Logic evaluator for goal

When using BEHAVIOR activities with a simulator, the goal condition is evaluated at every simulator step by calling simulator_activity_instance.check_success(), where simulator_activity_instance is some subclass of BEHAVIORActivityInstance. bddl.logic_base and bddl.condition_evaluation contain this functionality. Atomic formulae that interface directly with the simulator are implemented in bddl.logic_base. These require the simulator checking functions for various predicates to be implemented, and are the leaf nodes of the compositional expression making up a goal condition or the list of literals making up an initial condition. Logical operators are implemented in bddl.condition_evaluation, and form a compositional structure of the condition to evaluate.

Solver for ground goal solutions

bddl.condition_evaluation also contains basic functionality to generate ground solutions to a compositional goal condition, including one that may contain quantification. This functionality is much like a very simple, unoptimized logic program, and will return a subset of solutions in cases where the solution set is too large to compute due to exponential growth.

Using BEHAVIOR with a new simulator

Using BEHAVIOR activities with a new simulator requires implementing its functional requirements for that simulator, as has been done for iGibson 2.0 [3].

— EXTRACTED ENTRIES —
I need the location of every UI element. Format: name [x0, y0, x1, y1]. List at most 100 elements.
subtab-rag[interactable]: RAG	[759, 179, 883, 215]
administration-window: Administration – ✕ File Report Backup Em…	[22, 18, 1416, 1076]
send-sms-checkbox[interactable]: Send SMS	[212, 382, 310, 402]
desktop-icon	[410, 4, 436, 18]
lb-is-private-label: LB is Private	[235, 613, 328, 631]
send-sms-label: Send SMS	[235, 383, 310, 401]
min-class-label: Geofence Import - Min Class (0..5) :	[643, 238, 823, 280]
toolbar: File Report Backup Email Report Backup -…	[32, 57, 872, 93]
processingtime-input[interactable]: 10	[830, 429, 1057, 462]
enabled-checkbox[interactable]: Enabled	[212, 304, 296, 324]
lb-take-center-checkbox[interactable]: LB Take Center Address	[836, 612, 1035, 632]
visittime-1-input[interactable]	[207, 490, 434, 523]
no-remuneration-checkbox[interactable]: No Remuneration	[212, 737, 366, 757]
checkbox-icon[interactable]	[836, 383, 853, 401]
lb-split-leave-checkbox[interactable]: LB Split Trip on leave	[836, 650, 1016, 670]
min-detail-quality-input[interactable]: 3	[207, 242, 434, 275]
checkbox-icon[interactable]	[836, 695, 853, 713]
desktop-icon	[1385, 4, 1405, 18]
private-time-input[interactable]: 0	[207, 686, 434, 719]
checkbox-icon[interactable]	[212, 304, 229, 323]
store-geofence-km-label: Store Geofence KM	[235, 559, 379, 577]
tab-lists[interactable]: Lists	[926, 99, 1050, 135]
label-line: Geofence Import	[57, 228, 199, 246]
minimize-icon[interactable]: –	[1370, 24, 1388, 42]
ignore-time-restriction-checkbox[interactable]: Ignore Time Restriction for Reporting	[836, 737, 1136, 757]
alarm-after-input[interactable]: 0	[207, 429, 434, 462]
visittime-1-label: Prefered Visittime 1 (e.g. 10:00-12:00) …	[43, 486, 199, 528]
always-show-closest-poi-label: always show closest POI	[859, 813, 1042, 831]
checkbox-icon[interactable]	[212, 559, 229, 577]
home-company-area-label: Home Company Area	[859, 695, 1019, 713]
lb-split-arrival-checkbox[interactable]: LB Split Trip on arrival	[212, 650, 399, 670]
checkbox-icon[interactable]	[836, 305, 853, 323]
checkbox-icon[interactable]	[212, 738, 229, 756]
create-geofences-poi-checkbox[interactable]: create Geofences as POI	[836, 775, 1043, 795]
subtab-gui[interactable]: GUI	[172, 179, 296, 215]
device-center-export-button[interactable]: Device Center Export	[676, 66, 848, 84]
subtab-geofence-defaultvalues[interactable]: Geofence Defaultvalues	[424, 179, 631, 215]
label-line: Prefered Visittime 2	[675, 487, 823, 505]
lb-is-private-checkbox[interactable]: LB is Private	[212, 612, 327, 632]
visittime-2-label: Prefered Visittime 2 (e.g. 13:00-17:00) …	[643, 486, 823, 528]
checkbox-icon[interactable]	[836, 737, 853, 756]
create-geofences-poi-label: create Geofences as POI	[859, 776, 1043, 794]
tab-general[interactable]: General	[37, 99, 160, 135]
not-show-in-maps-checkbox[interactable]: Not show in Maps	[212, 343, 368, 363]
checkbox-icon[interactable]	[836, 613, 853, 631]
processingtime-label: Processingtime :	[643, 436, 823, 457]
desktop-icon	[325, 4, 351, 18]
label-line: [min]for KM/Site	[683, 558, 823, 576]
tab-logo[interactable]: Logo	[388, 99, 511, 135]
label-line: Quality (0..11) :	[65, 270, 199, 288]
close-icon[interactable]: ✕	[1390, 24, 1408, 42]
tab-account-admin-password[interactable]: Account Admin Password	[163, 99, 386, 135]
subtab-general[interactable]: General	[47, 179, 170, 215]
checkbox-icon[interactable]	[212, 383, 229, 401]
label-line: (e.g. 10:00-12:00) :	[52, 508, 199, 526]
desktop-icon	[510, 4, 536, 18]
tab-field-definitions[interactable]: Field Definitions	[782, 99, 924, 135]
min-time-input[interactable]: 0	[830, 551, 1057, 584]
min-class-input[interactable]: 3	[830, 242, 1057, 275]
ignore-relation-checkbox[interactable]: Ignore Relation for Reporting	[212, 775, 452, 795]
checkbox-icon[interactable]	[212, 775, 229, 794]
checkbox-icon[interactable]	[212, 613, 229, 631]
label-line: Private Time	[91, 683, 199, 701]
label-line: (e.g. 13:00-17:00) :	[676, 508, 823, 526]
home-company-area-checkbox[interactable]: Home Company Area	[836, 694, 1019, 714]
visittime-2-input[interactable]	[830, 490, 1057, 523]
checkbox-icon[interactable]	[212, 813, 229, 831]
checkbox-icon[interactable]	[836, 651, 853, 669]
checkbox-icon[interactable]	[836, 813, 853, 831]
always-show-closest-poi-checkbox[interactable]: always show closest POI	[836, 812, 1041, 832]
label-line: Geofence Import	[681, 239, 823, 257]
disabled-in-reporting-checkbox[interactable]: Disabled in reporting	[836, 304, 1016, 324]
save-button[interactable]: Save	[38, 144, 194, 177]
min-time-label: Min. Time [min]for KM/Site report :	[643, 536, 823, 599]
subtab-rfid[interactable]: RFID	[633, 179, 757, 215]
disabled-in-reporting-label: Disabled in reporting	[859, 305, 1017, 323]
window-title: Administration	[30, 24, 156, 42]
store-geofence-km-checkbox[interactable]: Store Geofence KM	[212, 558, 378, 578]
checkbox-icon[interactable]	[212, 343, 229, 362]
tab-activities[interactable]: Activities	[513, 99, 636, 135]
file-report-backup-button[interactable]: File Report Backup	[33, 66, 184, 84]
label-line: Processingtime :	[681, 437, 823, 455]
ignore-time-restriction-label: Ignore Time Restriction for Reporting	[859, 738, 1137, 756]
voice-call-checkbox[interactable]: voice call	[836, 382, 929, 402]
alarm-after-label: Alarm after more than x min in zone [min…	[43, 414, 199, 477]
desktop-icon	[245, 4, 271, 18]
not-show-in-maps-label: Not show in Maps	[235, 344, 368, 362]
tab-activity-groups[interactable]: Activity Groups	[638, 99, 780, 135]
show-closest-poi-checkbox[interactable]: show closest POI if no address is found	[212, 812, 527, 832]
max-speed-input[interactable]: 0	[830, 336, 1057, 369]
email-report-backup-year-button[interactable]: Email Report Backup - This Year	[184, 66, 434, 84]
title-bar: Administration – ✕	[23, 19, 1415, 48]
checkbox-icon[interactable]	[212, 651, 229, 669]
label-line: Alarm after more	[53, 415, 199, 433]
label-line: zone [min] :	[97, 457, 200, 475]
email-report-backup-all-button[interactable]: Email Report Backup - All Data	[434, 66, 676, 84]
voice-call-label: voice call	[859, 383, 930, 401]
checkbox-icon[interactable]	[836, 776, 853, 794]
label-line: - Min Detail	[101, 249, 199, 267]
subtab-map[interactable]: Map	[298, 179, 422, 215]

— TASK INSTRUCTIONS —
Continue the BDDL documentation text from its final sentence, about using BEHAVIOR with a new simulator.

— RESPONSE AREA —
Implementation of BDDL predicates as simulated object states

To simulate a BEHAVIOR activity, the simulator must be able to simulate every predicate involved in that activity. The full list of predicates is at [TODO add list of predicates to config]. For any one activity, the required predicates can be found by reading its BDDL problem (in activity_definitions/<activity_name>/.)

Implementing these requires 1) a simulator-specific child class of the BDDLBackend class (link) and 2) implementations of object states such as cooked and ontop that can both instantiate an object as e.g. cooked or not cooked, and check whether the predicate is true for a given object.

1. Child of BDDLBACKEND: This class has one method, get_predicate_class. It must take string tokens of predicates from BDDL problems (e.g. "cooked", "ontop") and map them to the simulator's object states. Example: iGibson's BDDLBackend child class.

2. Simulated object states: For any object in a BEHAVIOR activity, it must be instantiated in certain simulated states and be checked for certain simulated states, as specified by a BDDL problem. BDDLBackend expects state implementations that are object agnostic, but the implementation is ultimately up to the user. Assuming object-agnostic states, each one should be able to take an object and instantiate that object with the given state if applicable, and check whether that object is in that state or not. Example: iGibson's object state implementations.

Note on binary predicates: in BDDL, all binary predicates are kinematic (ontop, nextto, touching, etc.). Instantiating objects in the associated simulator states is more complex than instantiating objects in unary predicates' states due to potential for failure based on physical constraints of the scene and multiple possibilities for object pairing, especially when implementing scene-agnostic instantiation capable of generating infinite distinct episodes. Please look at the setter methods of kinematic states in iGibson 2.0 for a robust example capable of instantiating BEHAVIOR activities with many objects.

Testing

To test the predicate evaluator, run pytest in project root.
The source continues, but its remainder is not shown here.